▶ [Tasks]
**1.** In the sequence challenge, what condition must the lowest integer n greater than 2 satisfy?
**2.** Extend the sequence challenge beyond its list of first terms with the section that would naturally come next.

* begin Document *

Compute the minimum \$a(n)>a(n-1)\$ such that \$a(1)+a(2)+\dots+a(n)\$ is prime (OEIS A051935)

Question

Background

Consider the following sequence (A051935 in OEIS):

• Start with the term \$2\$.
• Find the lowest integer \$n\$ greater than \$2\$ such that \$2+n\$ is prime.
• Find the lowest integer \$n'\$ greater than \$n\$ such that \$2 + n + n'\$ is prime etc.

A more formal definition:

$$a_n=\begin{cases}2 & \text{if }n=0 \\ \min\{x\in\Bbb{N}\mid x>a_{n-1} \text{ and }\left(x+\sum_{i=0}^{n-1}a_i\right) \text{ is prime}\} & \text{otherwise}\end{cases}$$

The first few terms of the sequence are (please refer to these as test cases):

2, 3, 6, 8, 10, 12, 18, 20, 22, 26, 30, 34, 36, 42, 44, 46, 50, 52, 60, 66, 72, 74, ...

* end Document *
* begin Data lines *

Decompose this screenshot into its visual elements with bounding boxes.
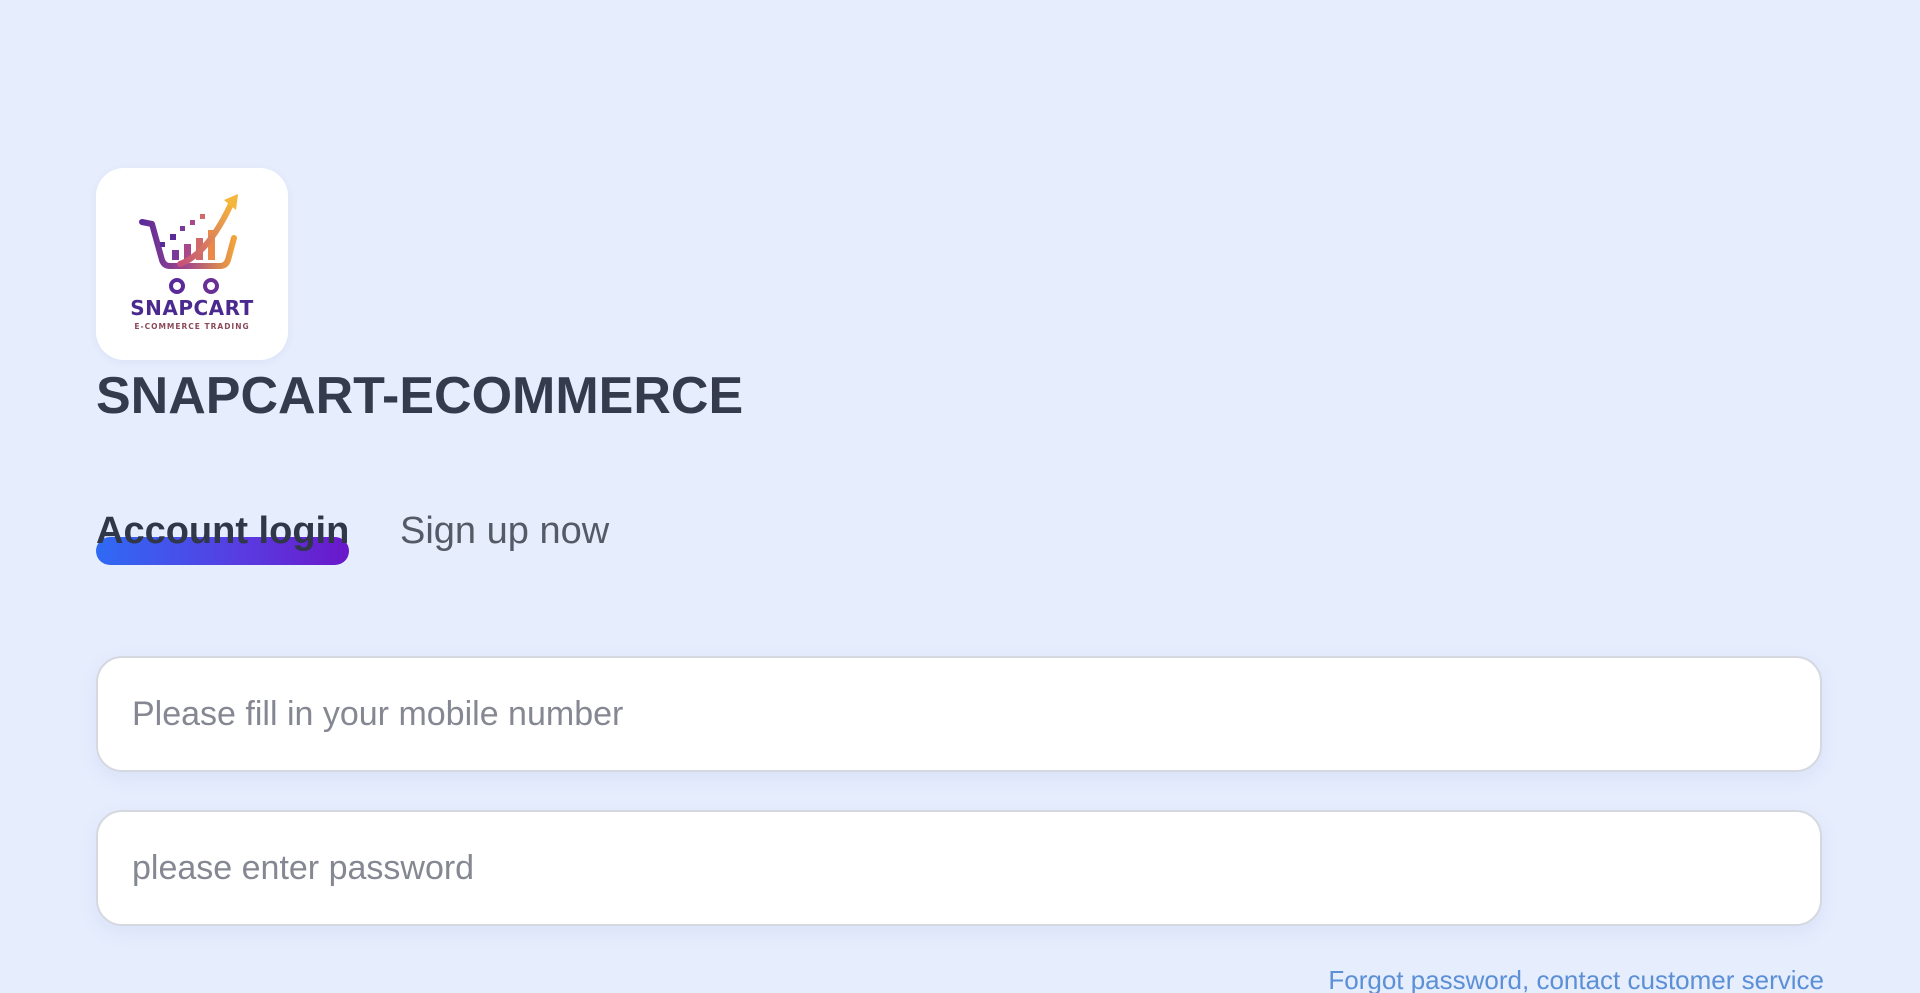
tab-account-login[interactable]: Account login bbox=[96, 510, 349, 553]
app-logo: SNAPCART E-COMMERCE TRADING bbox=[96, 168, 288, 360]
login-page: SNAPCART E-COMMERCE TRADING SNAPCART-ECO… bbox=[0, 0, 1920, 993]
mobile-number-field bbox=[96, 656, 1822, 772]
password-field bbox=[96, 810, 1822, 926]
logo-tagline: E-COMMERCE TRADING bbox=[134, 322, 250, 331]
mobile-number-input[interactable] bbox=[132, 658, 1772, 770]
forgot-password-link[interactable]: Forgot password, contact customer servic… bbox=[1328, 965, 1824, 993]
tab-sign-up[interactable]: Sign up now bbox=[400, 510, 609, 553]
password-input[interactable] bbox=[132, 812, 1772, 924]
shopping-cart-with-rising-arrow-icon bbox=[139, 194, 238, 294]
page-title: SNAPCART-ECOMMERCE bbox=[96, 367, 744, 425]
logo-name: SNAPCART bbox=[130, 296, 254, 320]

* end Data lines *

▶ [The answers]
**1.** The sum 2 + n must be prime.

**2.**
Task

Your task is to generate this sequence in any of the following ways:

• Output its terms indefinitely.
• Given \$n\$, output \$a_{n}\$ (\$n^{\text{th}}\$ term, \$0\$ or \$1\$ indexed).
• Given \$n\$, output \$\{a_1, a_2, \dots, a_n\}\$ (first \$n\$ terms).

You can compete in any programming language and can take input and provide output through any standard method, while taking note that these loopholes are forbidden by default. This is code-golf, so the shortest submission (in bytes) for every language wins.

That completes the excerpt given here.